(Figure record extracts):
○ ○ ○ ○ ○ ○ ○
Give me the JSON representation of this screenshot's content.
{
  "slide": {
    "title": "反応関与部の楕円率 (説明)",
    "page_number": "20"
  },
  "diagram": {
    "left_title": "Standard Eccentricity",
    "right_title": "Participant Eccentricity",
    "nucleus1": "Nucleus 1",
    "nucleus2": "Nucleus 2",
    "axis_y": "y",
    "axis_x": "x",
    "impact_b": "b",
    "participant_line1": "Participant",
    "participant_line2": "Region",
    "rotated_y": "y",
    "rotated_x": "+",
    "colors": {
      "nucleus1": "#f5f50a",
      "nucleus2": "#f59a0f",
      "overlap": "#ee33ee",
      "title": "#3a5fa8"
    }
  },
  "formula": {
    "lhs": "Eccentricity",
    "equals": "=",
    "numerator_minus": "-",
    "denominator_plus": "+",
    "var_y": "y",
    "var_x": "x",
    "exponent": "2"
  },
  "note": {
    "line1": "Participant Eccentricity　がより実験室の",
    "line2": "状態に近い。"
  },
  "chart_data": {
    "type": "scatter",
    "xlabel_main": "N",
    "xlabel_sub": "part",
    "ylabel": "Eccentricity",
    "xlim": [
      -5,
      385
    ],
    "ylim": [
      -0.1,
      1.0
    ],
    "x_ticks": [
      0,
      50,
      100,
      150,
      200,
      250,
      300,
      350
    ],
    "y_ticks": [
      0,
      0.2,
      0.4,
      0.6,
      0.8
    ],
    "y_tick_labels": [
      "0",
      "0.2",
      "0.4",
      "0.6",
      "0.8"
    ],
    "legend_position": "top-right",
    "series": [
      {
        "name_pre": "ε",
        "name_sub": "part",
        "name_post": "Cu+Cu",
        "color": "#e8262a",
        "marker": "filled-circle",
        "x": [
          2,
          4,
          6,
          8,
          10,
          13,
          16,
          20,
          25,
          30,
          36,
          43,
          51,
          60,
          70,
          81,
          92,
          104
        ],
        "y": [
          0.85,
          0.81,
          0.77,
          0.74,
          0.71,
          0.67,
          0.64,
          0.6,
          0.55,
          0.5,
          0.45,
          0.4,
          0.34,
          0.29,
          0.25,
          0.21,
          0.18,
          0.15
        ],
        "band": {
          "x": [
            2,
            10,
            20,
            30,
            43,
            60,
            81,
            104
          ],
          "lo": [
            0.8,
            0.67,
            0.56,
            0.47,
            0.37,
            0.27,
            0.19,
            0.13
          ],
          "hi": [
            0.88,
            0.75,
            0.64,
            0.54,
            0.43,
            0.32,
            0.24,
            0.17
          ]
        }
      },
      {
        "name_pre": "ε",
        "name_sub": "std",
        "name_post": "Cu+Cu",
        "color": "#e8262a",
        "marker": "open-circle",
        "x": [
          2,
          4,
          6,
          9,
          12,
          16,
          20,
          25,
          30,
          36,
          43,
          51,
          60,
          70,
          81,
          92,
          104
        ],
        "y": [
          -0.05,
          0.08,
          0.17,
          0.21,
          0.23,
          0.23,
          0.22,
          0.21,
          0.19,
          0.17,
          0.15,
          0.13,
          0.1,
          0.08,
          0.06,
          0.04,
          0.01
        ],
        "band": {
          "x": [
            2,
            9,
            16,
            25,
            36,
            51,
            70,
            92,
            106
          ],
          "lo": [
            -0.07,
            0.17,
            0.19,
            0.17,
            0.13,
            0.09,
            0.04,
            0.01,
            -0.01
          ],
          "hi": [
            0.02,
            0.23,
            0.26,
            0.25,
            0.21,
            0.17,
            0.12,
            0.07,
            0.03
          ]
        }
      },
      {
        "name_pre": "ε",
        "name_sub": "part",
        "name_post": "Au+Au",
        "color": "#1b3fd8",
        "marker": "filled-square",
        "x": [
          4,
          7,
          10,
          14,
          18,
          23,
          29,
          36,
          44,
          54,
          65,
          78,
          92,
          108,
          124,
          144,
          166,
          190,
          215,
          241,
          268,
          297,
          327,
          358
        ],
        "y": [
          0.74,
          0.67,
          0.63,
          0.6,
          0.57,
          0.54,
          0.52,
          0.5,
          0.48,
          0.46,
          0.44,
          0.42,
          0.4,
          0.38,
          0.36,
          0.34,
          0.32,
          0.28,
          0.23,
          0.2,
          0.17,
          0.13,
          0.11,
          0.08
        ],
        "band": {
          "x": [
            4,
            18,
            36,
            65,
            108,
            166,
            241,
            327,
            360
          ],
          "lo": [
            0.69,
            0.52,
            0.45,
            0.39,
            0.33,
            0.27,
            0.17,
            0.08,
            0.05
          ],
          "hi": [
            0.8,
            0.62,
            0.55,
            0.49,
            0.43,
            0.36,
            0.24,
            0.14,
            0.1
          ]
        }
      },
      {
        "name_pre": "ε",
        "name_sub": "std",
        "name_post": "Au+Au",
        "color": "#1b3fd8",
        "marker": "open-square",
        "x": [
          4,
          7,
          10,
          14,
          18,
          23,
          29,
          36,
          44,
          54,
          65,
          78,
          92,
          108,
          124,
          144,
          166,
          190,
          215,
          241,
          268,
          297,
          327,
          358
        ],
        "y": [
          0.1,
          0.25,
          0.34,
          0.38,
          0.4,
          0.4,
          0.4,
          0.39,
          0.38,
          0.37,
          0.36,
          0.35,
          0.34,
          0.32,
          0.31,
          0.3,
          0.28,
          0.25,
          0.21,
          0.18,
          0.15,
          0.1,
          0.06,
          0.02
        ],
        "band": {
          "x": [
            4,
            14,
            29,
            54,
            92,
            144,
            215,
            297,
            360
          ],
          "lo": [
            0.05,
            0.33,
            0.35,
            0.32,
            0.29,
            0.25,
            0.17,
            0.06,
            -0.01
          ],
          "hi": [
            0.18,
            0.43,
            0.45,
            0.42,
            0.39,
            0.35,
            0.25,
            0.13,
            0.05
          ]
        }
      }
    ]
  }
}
○ ○ ○ ○ ○ ○ ○
(Task directions): Make an exact copy of every line in the data.

(Answer below):
Give me the JSON representation of this screenshot's content.
{
  "slide": {
    "title": "反応関与部の楕円率 (説明)",
    "page_number": "20"
  },
  "diagram": {
    "left_title": "Standard Eccentricity",
    "right_title": "Participant Eccentricity",
    "nucleus1": "Nucleus 1",
    "nucleus2": "Nucleus 2",
    "axis_y": "y",
    "axis_x": "x",
    "impact_b": "b",
    "participant_line1": "Participant",
    "participant_line2": "Region",
    "rotated_y": "y",
    "rotated_x": "+",
    "colors": {
      "nucleus1": "#f5f50a",
      "nucleus2": "#f59a0f",
      "overlap": "#ee33ee",
      "title": "#3a5fa8"
    }
  },
  "formula": {
    "lhs": "Eccentricity",
    "equals": "=",
    "numerator_minus": "-",
    "denominator_plus": "+",
    "var_y": "y",
    "var_x": "x",
    "exponent": "2"
  },
  "note": {
    "line1": "Participant Eccentricity　がより実験室の",
    "line2": "状態に近い。"
  },
  "chart_data": {
    "type": "scatter",
    "xlabel_main": "N",
    "xlabel_sub": "part",
    "ylabel": "Eccentricity",
    "xlim": [
      -5,
      385
    ],
    "ylim": [
      -0.1,
      1.0
    ],
    "x_ticks": [
      0,
      50,
      100,
      150,
      200,
      250,
      300,
      350
    ],
    "y_ticks": [
      0,
      0.2,
      0.4,
      0.6,
      0.8
    ],
    "y_tick_labels": [
      "0",
      "0.2",
      "0.4",
      "0.6",
      "0.8"
    ],
    "legend_position": "top-right",
    "series": [
      {
        "name_pre": "ε",
        "name_sub": "part",
        "name_post": "Cu+Cu",
        "color": "#e8262a",
        "marker": "filled-circle",
        "x": [
          2,
          4,
          6,
          8,
          10,
          13,
          16,
          20,
          25,
          30,
          36,
          43,
          51,
          60,
          70,
          81,
          92,
          104
        ],
        "y": [
          0.85,
          0.81,
          0.77,
          0.74,
          0.71,
          0.67,
          0.64,
          0.6,
          0.55,
          0.5,
          0.45,
          0.4,
          0.34,
          0.29,
          0.25,
          0.21,
          0.18,
          0.15
        ],
        "band": {
          "x": [
            2,
            10,
            20,
            30,
            43,
            60,
            81,
            104
          ],
          "lo": [
            0.8,
            0.67,
            0.56,
            0.47,
            0.37,
            0.27,
            0.19,
            0.13
          ],
          "hi": [
            0.88,
            0.75,
            0.64,
            0.54,
            0.43,
            0.32,
            0.24,
            0.17
          ]
        }
      },
      {
        "name_pre": "ε",
        "name_sub": "std",
        "name_post": "Cu+Cu",
        "color": "#e8262a",
        "marker": "open-circle",
        "x": [
          2,
          4,
          6,
          9,
          12,
          16,
          20,
          25,
          30,
          36,
          43,
          51,
          60,
          70,
          81,
          92,
          104
        ],
        "y": [
          -0.05,
          0.08,
          0.17,
          0.21,
          0.23,
          0.23,
          0.22,
          0.21,
          0.19,
          0.17,
          0.15,
          0.13,
          0.1,
          0.08,
          0.06,
          0.04,
          0.01
        ],
        "band": {
          "x": [
            2,
            9,
            16,
            25,
            36,
            51,
            70,
            92,
            106
          ],
          "lo": [
            -0.07,
            0.17,
            0.19,
            0.17,
            0.13,
            0.09,
            0.04,
            0.01,
            -0.01
          ],
          "hi": [
            0.02,
            0.23,
            0.26,
            0.25,
            0.21,
            0.17,
            0.12,
            0.07,
            0.03
          ]
        }
      },
      {
        "name_pre": "ε",
        "name_sub": "part",
        "name_post": "Au+Au",
        "color": "#1b3fd8",
        "marker": "filled-square",
        "x": [
          4,
          7,
          10,
          14,
          18,
          23,
          29,
          36,
          44,
          54,
          65,
          78,
          92,
          108,
          124,
          144,
          166,
          190,
          215,
          241,
          268,
          297,
          327,
          358
        ],
        "y": [
          0.74,
          0.67,
          0.63,
          0.6,
          0.57,
          0.54,
          0.52,
          0.5,
          0.48,
          0.46,
          0.44,
          0.42,
          0.4,
          0.38,
          0.36,
          0.34,
          0.32,
          0.28,
          0.23,
          0.2,
          0.17,
          0.13,
          0.11,
          0.08
        ],
        "band": {
          "x": [
            4,
            18,
            36,
            65,
            108,
            166,
            241,
            327,
            360
          ],
          "lo": [
            0.69,
            0.52,
            0.45,
            0.39,
            0.33,
            0.27,
            0.17,
            0.08,
            0.05
          ],
          "hi": [
            0.8,
            0.62,
            0.55,
            0.49,
            0.43,
            0.36,
            0.24,
            0.14,
            0.1
          ]
        }
      },
      {
        "name_pre": "ε",
        "name_sub": "std",
        "name_post": "Au+Au",
        "color": "#1b3fd8",
        "marker": "open-square",
        "x": [
          4,
          7,
          10,
          14,
          18,
          23,
          29,
          36,
          44,
          54,
          65,
          78,
          92,
          108,
          124,
          144,
          166,
          190,
          215,
          241,
          268,
          297,
          327,
          358
        ],
        "y": [
          0.1,
          0.25,
          0.34,
          0.38,
          0.4,
          0.4,
          0.4,
          0.39,
          0.38,
          0.37,
          0.36,
          0.35,
          0.34,
          0.32,
          0.31,
          0.3,
          0.28,
          0.25,
          0.21,
          0.18,
          0.15,
          0.1,
          0.06,
          0.02
        ],
        "band": {
          "x": [
            4,
            14,
            29,
            54,
            92,
            144,
            215,
            297,
            360
          ],
          "lo": [
            0.05,
            0.33,
            0.35,
            0.32,
            0.29,
            0.25,
            0.17,
            0.06,
            -0.01
          ],
          "hi": [
            0.18,
            0.43,
            0.45,
            0.42,
            0.39,
            0.35,
            0.25,
            0.13,
            0.05
          ]
        }
      }
    ]
  }
}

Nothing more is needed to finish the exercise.